In rOpenSci - as in presumably most open source projects - we want the entire project to be sustainable, but also each individual software project to be sustainable.

A big part of each software project (aka R package in this case) being sustainable is the people making it, particularly whether:

  • how many contributors a project has, and
  • how contributions are spread across contibutors

There are discussions going on about how to increase contributors to any given project. But the first thing to do is to do an assesment of where you’re at. One way to do that is visualization.

We can look at a sort of proxy of contributions, git commits, to get at this. This isn’t perfect because everyone differs in their “commit style”, where some make a lot of changes in a single commit, while others spread changes across commits. (one could look at additions/deletions of actual code for example)

**Provided data:**
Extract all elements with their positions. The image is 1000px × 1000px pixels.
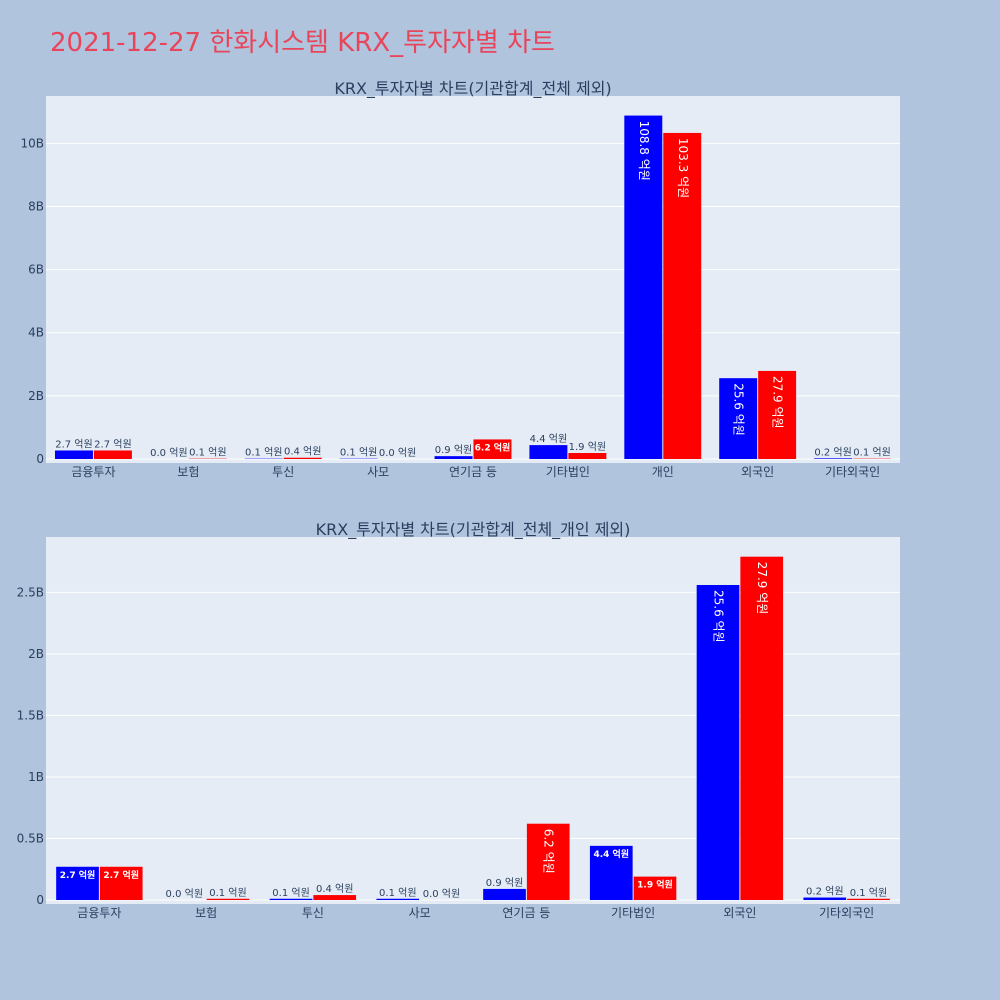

**Written tasks:**
1. Condense the paragraph of the rOpenSci text that begins "We can look at a sort of proxy" into two or three shorter sentences, keeping its main points.
2. Duplicate the part of the rOpenSci text starting at "A big part of" and ending at "that is visualization.".
Rely on the rOpenSci text alone.

**Answers below:**
1. Git commits can serve as a rough proxy for contributions. The measure is imperfect because commit styles differ: some people make many changes in one commit, while others spread them across several. Another option is to look at additions and deletions of actual code.

2.
A big part of each software project (aka R package in this case) being sustainable is the people making it, particularly whether:

  • how many contributors a project has, and
  • how contributions are spread across contibutors

There are discussions going on about how to increase contributors to any given project. But the first thing to do is to do an assesment of where you’re at. One way to do that is visualization.